TASK BRIEF: Reproduce the lines of the entries below verbatim, beginning with the first line and ending with the line that contains "page-number-rule (810, 2192, 837, 2196)", including both.
-- start of SOURCE RECORDS --
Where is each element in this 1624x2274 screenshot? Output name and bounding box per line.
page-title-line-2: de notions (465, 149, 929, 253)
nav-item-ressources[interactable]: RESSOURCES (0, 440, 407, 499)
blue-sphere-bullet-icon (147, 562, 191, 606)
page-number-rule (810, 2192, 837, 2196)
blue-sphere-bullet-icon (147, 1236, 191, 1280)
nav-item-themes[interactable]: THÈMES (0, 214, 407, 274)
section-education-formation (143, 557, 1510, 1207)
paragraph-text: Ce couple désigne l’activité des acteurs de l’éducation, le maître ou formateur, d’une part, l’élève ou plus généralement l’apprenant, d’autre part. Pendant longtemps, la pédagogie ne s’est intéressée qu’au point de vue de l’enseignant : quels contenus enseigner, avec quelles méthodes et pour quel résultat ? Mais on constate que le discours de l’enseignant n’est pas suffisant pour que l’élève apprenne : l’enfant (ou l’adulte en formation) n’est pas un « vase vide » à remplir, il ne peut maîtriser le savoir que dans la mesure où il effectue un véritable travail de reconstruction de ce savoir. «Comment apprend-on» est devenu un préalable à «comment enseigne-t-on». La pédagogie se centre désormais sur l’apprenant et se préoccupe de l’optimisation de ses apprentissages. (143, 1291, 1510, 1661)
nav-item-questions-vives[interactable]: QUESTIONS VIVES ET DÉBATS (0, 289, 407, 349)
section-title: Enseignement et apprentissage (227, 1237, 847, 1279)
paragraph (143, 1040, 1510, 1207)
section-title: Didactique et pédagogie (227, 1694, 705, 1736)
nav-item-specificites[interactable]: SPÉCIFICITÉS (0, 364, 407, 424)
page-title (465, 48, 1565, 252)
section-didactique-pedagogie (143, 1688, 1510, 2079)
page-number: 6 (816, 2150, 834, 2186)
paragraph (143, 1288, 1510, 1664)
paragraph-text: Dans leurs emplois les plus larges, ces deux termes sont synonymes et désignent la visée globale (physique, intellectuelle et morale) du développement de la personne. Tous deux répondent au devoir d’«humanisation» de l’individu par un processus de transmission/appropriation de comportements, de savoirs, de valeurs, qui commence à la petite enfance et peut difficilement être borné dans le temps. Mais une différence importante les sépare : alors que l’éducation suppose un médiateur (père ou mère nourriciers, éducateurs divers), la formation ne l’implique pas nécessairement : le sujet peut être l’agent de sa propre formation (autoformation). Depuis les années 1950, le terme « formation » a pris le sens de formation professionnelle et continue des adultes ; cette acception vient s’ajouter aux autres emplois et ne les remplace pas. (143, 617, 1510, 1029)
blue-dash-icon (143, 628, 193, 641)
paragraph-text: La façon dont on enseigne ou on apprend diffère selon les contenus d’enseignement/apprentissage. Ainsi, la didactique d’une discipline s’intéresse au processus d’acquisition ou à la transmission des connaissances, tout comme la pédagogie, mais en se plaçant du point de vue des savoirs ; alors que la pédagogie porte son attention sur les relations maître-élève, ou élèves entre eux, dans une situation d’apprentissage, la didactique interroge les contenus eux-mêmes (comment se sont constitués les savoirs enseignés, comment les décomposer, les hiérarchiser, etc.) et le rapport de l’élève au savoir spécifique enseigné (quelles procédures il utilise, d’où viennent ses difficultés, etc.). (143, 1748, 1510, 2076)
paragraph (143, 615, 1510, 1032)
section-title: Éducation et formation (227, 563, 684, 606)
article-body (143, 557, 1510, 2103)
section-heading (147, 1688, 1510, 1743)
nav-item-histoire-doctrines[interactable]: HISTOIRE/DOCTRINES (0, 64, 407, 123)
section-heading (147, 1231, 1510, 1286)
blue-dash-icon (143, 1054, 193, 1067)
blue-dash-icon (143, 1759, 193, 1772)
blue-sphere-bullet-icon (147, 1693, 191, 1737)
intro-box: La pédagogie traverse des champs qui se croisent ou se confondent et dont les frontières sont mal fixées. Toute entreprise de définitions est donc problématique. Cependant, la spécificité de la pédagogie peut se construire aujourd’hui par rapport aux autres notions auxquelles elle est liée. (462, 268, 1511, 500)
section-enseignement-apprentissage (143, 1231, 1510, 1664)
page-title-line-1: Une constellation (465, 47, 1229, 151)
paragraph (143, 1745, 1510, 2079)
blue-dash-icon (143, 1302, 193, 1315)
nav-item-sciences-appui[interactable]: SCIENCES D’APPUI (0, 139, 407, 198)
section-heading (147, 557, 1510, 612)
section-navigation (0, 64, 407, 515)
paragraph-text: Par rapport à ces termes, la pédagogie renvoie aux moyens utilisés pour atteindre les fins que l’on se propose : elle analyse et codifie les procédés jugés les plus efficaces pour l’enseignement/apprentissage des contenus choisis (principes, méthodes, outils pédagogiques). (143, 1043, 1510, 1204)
-- end of SOURCE RECORDS --
SOLUTION BELOW:
Where is each element in this 1624x2274 screenshot? Output name and bounding box per line.
page-title-line-2: de notions (465, 149, 929, 253)
nav-item-ressources[interactable]: RESSOURCES (0, 440, 407, 499)
blue-sphere-bullet-icon (147, 562, 191, 606)
page-number-rule (810, 2192, 837, 2196)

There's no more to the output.